-- Begin --

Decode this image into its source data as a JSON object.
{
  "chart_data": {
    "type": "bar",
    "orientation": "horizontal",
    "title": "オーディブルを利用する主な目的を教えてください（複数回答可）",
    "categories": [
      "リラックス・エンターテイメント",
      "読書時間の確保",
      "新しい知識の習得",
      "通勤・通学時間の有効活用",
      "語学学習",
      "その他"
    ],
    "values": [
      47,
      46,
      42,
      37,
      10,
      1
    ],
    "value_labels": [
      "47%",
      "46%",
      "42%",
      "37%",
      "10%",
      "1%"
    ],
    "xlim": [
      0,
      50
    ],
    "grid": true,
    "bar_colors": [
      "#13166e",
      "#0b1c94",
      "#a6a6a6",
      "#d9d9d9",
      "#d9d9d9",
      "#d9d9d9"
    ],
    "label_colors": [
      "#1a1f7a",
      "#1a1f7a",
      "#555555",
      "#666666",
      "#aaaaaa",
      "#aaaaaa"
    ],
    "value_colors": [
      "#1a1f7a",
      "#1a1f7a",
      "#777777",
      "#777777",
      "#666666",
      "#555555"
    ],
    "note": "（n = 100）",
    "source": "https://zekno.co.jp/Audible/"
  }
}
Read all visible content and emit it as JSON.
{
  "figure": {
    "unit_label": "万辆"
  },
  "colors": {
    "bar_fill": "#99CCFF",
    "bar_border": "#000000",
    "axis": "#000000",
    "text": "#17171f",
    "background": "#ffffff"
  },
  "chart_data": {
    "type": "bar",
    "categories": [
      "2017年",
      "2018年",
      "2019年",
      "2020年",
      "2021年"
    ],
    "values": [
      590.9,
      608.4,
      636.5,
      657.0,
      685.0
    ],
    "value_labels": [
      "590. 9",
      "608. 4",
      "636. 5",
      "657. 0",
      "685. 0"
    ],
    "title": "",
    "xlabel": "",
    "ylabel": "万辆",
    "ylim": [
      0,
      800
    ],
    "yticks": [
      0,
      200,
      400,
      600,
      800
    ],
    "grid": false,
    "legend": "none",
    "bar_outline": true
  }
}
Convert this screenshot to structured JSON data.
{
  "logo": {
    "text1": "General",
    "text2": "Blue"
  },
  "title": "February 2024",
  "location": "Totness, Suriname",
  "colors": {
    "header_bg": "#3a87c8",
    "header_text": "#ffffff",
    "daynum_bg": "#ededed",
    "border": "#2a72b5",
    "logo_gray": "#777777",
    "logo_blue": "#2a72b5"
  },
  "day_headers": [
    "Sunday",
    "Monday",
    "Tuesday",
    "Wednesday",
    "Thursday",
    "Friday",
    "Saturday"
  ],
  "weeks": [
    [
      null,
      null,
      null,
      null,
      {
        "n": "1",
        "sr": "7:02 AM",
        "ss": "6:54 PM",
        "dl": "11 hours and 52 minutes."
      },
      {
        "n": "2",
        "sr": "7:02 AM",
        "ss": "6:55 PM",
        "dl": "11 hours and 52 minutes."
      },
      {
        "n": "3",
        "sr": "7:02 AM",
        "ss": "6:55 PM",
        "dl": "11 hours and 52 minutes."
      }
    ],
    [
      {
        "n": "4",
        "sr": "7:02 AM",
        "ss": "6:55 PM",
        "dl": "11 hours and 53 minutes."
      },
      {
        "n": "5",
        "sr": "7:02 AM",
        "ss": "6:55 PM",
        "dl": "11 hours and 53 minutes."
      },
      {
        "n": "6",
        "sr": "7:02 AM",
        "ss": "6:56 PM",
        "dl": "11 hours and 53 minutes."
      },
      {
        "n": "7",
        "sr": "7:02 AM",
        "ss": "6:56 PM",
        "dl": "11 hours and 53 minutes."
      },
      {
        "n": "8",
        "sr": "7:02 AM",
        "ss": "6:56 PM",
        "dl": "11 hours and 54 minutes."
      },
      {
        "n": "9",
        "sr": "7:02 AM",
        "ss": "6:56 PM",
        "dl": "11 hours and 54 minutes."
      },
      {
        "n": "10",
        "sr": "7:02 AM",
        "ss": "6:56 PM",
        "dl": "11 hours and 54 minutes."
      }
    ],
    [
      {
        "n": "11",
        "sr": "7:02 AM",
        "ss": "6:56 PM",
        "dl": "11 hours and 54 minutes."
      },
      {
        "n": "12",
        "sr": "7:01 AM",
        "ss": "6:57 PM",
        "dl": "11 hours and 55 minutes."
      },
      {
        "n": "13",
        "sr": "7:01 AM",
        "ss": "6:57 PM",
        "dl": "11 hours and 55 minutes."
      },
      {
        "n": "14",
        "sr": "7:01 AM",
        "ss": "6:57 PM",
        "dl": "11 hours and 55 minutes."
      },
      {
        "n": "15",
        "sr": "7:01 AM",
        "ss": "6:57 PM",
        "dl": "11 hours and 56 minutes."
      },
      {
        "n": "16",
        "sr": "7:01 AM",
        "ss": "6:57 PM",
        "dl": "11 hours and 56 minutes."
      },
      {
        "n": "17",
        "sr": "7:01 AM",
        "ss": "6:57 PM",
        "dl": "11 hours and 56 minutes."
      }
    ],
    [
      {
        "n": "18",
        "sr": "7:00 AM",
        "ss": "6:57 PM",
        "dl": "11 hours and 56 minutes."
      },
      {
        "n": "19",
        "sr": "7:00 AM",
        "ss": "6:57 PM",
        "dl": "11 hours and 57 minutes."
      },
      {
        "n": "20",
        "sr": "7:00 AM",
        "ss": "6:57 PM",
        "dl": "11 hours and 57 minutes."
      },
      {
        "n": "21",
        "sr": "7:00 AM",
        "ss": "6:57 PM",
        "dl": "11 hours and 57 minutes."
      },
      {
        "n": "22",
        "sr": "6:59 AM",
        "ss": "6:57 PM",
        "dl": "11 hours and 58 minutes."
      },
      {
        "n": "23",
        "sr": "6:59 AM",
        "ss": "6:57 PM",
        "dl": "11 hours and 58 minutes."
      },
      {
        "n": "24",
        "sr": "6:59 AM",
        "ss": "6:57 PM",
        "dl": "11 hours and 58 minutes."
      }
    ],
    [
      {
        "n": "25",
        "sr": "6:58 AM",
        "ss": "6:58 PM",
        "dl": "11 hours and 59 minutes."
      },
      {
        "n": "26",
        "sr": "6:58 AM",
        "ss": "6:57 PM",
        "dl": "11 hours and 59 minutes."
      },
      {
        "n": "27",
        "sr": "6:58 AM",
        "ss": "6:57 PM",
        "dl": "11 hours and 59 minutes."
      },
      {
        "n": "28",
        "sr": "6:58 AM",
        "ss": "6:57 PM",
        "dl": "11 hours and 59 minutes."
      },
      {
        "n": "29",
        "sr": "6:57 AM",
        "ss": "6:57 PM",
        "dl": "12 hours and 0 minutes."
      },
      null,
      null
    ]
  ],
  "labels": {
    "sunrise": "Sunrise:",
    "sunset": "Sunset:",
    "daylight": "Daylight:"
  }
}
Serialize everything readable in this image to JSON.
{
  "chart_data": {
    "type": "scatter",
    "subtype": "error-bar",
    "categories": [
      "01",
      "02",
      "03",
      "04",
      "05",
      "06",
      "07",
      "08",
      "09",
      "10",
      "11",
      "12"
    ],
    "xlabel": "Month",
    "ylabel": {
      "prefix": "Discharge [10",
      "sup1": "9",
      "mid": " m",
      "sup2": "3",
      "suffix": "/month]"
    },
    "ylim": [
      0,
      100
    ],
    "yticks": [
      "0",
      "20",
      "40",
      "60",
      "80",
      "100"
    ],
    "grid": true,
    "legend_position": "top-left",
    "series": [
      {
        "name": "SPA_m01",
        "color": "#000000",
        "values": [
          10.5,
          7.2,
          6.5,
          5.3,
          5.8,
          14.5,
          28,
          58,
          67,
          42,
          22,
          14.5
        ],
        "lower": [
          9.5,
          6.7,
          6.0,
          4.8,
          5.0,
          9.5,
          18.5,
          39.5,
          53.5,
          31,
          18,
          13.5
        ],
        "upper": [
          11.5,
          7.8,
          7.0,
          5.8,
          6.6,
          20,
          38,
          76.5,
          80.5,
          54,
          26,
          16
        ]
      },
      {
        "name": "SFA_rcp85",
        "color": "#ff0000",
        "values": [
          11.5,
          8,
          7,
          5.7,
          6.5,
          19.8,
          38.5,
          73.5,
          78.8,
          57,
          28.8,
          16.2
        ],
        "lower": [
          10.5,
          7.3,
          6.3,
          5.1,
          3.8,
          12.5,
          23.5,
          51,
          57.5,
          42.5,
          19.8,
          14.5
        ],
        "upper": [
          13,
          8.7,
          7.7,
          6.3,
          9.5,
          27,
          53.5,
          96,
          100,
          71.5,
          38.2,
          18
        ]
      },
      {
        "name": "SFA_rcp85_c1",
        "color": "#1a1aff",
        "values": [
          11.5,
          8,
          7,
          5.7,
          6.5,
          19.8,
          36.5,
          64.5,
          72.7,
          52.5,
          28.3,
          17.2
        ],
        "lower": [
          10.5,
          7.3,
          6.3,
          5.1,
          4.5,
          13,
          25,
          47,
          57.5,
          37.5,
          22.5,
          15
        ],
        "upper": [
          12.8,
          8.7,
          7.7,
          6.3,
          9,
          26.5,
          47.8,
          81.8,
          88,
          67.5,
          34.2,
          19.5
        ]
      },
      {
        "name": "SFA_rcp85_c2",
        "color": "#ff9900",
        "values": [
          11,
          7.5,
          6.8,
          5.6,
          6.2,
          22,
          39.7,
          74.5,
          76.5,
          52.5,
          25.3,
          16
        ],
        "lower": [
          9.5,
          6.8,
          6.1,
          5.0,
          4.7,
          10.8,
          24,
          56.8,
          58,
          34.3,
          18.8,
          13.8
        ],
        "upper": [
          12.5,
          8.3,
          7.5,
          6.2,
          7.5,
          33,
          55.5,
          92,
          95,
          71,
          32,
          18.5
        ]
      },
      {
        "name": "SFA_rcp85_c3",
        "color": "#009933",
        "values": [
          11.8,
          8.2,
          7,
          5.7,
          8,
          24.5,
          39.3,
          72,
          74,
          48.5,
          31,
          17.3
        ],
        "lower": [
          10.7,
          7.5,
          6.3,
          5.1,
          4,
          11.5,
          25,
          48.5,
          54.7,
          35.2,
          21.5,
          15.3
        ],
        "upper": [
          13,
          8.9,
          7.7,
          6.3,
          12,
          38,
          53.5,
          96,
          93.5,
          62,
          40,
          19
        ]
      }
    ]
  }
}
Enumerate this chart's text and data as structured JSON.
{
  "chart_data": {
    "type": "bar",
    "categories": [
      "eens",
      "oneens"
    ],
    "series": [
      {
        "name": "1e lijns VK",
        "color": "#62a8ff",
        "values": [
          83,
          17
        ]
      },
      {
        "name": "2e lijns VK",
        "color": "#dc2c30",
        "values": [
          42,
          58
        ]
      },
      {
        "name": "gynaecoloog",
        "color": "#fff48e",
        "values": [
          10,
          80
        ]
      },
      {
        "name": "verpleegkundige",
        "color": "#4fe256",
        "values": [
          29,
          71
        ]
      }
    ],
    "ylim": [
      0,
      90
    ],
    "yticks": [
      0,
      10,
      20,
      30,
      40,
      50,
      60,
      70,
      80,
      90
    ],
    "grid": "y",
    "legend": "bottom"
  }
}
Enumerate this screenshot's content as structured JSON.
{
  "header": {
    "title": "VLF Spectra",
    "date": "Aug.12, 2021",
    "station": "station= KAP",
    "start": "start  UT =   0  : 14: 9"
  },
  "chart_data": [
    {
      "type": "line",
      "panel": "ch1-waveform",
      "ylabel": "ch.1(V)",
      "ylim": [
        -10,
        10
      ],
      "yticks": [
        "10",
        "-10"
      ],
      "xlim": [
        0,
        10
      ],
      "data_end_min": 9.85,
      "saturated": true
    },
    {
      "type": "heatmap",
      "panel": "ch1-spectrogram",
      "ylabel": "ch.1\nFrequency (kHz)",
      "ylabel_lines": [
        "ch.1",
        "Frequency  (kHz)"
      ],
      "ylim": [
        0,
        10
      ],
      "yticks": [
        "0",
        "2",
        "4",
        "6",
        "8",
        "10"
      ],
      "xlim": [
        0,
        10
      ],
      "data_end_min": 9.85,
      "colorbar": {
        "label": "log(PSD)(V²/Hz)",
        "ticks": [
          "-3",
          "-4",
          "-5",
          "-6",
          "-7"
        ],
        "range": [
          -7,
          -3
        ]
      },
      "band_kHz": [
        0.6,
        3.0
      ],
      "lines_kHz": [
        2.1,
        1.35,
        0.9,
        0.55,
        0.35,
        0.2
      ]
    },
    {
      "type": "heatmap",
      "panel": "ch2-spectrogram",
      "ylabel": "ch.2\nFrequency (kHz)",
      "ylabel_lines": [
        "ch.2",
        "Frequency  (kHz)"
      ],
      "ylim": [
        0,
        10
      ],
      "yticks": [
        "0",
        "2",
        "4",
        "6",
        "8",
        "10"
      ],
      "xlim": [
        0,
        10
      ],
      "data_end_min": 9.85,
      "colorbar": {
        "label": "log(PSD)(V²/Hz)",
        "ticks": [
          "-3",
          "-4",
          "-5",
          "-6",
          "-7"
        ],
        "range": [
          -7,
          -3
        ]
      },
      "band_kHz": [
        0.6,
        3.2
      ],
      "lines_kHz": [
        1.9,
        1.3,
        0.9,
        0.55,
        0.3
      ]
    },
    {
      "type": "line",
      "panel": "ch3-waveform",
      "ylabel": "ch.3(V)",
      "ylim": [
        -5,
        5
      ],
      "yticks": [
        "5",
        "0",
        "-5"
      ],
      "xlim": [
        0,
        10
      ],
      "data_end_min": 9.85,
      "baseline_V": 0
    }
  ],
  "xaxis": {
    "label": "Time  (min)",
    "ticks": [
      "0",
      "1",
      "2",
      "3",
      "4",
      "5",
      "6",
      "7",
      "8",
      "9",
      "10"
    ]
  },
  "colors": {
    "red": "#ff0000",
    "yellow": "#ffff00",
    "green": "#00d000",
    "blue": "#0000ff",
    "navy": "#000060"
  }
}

-- End --

**What you are asked to do**
Identify every line where the string "JSON" appears.

**Output of the task**
Decode this image into its source data as a JSON object.
Read all visible content and emit it as JSON.
Convert this screenshot to structured JSON data.
Serialize everything readable in this image to JSON.
Enumerate this chart's text and data as structured JSON.
Enumerate this screenshot's content as structured JSON.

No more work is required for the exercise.